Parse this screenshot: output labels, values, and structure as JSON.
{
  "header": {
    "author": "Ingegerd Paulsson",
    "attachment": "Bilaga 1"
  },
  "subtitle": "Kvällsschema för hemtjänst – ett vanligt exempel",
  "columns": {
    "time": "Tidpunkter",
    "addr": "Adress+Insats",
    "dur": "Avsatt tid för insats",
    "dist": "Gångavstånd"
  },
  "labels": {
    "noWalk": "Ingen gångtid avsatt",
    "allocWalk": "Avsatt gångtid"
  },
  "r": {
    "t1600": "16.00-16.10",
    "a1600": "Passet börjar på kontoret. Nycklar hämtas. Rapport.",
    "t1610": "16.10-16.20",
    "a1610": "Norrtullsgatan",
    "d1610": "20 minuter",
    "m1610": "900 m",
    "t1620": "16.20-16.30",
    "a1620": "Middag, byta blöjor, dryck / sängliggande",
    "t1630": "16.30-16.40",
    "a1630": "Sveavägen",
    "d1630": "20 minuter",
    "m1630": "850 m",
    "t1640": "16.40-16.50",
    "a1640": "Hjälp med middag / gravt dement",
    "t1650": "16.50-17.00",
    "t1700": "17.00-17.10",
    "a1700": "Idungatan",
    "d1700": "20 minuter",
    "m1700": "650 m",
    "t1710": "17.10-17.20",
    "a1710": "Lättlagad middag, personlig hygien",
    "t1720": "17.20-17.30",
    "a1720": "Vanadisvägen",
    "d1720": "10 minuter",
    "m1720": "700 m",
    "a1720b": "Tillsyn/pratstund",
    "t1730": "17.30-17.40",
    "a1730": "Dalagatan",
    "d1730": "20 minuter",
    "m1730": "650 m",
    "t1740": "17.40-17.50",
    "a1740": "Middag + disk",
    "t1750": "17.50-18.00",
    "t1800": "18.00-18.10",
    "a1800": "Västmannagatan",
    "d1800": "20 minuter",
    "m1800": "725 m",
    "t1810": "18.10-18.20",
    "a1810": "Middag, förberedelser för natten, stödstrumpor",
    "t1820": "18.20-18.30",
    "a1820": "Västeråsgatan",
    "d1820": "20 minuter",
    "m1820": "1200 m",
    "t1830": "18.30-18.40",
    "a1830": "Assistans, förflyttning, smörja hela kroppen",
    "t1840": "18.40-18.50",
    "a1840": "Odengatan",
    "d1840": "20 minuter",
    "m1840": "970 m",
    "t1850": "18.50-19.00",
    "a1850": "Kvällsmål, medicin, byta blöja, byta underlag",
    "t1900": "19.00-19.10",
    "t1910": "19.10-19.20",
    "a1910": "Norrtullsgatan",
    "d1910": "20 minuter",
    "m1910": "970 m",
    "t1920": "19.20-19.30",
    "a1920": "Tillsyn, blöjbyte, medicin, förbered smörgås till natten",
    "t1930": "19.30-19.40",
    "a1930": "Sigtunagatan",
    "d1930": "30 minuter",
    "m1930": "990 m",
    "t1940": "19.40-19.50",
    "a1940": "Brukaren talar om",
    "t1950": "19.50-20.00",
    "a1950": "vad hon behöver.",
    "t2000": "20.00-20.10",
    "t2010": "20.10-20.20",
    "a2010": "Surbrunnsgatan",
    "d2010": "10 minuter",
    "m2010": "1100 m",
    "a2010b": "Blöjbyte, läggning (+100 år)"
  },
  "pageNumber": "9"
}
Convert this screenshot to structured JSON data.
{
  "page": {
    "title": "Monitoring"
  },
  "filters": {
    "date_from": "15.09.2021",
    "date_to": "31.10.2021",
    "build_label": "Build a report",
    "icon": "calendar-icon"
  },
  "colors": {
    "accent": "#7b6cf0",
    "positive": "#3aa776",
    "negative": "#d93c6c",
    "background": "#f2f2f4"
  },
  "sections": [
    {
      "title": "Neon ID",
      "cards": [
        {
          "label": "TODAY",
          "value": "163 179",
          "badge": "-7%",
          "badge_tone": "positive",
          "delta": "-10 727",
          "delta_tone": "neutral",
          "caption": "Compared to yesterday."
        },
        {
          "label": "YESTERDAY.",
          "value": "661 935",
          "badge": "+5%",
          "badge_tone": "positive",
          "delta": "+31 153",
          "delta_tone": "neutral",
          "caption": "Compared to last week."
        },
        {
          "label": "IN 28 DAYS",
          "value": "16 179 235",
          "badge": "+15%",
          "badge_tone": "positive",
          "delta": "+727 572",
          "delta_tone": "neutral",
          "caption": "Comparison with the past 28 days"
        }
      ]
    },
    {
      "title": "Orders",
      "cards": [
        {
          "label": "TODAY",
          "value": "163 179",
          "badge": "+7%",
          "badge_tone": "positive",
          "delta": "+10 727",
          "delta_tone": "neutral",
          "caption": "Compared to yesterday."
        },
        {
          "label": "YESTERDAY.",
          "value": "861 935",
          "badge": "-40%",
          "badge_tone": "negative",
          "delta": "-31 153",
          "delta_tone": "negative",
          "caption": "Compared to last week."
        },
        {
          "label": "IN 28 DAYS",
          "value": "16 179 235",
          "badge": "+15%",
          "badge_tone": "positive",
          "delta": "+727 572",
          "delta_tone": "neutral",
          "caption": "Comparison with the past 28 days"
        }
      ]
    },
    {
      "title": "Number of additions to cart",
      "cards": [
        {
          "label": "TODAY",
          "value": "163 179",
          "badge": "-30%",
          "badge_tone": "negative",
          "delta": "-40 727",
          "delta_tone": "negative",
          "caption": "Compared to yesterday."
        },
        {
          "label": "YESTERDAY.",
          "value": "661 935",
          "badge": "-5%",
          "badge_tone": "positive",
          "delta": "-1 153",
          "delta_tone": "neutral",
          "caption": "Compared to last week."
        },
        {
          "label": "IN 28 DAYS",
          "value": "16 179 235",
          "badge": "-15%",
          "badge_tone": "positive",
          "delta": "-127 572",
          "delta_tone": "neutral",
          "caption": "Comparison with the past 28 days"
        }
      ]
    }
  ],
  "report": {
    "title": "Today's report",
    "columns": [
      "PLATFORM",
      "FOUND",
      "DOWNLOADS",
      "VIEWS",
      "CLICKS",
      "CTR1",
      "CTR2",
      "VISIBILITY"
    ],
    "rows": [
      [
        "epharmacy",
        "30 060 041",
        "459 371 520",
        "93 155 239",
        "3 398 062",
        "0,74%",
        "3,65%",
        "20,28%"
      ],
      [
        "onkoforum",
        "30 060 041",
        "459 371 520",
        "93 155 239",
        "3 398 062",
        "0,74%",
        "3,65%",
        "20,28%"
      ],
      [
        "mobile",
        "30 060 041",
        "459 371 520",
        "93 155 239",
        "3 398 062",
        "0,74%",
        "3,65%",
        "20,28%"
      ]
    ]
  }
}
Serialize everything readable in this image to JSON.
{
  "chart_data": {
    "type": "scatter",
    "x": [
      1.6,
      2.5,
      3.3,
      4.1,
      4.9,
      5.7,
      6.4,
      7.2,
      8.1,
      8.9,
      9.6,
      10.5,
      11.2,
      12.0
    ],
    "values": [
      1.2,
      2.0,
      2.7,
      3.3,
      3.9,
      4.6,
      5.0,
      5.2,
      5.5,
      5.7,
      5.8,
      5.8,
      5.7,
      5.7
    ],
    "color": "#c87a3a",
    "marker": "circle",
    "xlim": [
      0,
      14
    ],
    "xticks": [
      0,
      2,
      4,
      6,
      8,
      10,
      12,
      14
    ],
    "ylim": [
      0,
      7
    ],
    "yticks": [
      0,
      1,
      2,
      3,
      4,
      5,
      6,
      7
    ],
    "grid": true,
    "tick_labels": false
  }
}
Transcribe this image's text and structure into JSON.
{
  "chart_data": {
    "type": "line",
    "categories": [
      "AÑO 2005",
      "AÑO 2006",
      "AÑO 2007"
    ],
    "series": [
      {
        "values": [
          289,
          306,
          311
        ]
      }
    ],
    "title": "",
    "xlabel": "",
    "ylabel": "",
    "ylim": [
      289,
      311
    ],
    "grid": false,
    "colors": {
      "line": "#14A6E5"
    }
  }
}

Problem requirements: Look above for the line that holds "Transcribe this image's", then copy it and each line after it exactly, through the last line of the data.

Output below:
Transcribe this image's text and structure into JSON.
{
  "chart_data": {
    "type": "line",
    "categories": [
      "AÑO 2005",
      "AÑO 2006",
      "AÑO 2007"
    ],
    "series": [
      {
        "values": [
          289,
          306,
          311
        ]
      }
    ],
    "title": "",
    "xlabel": "",
    "ylabel": "",
    "ylim": [
      289,
      311
    ],
    "grid": false,
    "colors": {
      "line": "#14A6E5"
    }
  }
}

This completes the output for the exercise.